◆ Data for processing
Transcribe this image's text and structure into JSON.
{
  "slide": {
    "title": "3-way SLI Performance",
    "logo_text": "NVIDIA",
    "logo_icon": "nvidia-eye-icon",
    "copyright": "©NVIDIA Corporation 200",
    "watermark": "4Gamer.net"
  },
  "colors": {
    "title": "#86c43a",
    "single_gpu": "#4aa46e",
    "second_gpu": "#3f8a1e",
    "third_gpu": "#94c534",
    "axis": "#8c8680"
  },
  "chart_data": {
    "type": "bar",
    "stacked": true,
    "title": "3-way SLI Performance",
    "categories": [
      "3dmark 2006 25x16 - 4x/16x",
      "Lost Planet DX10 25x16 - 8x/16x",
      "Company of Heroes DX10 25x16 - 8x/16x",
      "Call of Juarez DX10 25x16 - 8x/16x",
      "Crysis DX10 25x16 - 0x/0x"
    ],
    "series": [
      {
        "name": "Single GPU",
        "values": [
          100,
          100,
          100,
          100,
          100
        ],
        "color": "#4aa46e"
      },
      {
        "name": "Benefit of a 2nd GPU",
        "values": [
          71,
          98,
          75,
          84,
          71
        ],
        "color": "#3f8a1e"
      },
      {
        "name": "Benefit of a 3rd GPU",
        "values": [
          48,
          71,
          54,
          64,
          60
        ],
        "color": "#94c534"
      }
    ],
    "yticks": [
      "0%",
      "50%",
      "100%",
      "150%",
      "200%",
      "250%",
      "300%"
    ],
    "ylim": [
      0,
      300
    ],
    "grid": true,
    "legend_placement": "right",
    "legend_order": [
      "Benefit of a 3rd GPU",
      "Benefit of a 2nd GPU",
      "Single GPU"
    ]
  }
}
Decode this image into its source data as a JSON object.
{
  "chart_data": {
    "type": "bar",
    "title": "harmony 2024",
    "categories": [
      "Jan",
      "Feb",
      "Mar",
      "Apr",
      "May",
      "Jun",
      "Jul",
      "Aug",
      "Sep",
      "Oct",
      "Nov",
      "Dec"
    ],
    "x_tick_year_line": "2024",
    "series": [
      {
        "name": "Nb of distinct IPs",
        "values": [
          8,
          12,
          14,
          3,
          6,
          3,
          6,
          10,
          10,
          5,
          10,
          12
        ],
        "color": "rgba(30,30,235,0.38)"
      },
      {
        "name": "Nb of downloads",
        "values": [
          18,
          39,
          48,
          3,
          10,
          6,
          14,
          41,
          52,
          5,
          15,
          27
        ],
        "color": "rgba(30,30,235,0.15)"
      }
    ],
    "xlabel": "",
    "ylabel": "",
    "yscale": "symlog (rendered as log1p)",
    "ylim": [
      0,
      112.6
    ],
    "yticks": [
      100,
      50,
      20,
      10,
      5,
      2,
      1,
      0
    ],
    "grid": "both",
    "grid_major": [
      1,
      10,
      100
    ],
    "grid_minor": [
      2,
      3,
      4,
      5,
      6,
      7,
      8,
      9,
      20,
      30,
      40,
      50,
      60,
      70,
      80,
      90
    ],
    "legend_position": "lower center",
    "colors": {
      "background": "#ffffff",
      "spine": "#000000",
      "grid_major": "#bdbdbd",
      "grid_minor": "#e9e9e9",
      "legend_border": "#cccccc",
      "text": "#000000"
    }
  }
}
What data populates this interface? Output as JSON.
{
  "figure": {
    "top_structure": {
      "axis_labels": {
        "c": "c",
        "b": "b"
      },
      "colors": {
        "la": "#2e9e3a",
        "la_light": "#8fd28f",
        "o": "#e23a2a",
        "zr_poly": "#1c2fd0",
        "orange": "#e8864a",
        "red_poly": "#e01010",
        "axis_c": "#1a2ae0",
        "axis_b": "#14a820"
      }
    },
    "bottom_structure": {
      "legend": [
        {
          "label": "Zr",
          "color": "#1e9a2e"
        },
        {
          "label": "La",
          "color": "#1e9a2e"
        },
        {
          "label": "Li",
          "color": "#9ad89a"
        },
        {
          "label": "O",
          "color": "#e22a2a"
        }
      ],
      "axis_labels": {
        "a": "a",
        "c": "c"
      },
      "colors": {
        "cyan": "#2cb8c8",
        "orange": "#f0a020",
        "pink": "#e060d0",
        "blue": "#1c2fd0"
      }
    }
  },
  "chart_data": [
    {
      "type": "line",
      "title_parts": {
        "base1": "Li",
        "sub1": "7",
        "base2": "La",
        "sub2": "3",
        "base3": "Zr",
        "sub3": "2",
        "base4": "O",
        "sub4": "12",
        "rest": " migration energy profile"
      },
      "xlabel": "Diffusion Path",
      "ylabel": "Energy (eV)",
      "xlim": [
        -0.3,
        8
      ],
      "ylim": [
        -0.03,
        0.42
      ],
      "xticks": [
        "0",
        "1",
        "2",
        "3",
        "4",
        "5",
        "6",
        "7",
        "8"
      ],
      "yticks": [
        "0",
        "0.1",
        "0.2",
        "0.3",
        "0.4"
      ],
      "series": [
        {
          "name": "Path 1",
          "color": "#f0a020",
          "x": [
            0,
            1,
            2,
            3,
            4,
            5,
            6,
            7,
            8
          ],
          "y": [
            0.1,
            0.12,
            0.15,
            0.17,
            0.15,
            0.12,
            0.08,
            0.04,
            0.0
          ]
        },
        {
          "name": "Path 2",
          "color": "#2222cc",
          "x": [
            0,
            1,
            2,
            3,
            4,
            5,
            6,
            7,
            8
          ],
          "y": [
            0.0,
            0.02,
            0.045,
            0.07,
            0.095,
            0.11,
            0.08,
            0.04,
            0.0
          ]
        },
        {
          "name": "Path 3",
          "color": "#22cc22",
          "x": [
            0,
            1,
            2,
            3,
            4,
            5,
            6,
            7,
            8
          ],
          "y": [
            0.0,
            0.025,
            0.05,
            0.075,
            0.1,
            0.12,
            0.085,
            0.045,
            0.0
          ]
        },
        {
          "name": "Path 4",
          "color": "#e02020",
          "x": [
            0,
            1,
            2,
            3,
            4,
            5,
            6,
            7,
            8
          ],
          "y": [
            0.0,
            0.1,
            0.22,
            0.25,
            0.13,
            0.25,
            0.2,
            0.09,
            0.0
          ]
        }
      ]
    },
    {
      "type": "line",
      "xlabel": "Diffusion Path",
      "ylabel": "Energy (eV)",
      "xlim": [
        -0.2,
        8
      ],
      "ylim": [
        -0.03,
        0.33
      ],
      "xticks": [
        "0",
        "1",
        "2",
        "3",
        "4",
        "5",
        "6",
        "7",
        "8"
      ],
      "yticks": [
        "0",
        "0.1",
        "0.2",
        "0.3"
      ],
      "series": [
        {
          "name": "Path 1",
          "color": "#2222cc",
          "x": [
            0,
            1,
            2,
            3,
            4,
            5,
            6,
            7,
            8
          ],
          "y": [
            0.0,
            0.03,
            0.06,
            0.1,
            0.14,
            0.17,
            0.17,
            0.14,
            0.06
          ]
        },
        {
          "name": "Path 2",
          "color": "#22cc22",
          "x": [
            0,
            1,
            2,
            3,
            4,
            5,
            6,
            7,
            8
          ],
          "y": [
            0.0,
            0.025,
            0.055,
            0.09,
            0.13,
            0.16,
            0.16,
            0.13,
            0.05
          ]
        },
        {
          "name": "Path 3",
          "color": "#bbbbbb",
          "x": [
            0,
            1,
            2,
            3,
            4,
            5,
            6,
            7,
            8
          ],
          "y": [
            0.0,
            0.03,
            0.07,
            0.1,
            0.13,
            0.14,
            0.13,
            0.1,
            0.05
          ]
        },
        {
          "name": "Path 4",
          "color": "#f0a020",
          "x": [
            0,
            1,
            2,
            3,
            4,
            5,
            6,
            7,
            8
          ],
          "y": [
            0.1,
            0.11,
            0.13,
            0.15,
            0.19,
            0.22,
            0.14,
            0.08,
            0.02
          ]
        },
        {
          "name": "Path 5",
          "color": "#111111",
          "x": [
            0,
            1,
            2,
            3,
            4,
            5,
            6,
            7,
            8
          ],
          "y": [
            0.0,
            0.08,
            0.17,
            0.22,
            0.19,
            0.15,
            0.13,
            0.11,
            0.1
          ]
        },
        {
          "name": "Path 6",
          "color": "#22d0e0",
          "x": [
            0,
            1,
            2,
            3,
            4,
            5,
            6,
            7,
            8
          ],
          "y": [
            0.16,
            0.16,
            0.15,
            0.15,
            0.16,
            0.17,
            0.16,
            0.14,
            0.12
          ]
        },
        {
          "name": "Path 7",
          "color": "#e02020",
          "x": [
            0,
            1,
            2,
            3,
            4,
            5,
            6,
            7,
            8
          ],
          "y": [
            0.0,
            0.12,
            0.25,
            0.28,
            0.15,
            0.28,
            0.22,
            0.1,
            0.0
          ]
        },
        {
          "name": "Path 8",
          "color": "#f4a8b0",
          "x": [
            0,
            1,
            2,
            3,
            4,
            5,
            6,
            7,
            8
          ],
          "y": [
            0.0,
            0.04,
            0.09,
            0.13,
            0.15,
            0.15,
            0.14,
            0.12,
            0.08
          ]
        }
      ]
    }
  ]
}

◆ To do
Where a line above contains the string "image", copy that line.

◆ Response for this exercise
Transcribe this image's text and structure into JSON.
Decode this image into its source data as a JSON object.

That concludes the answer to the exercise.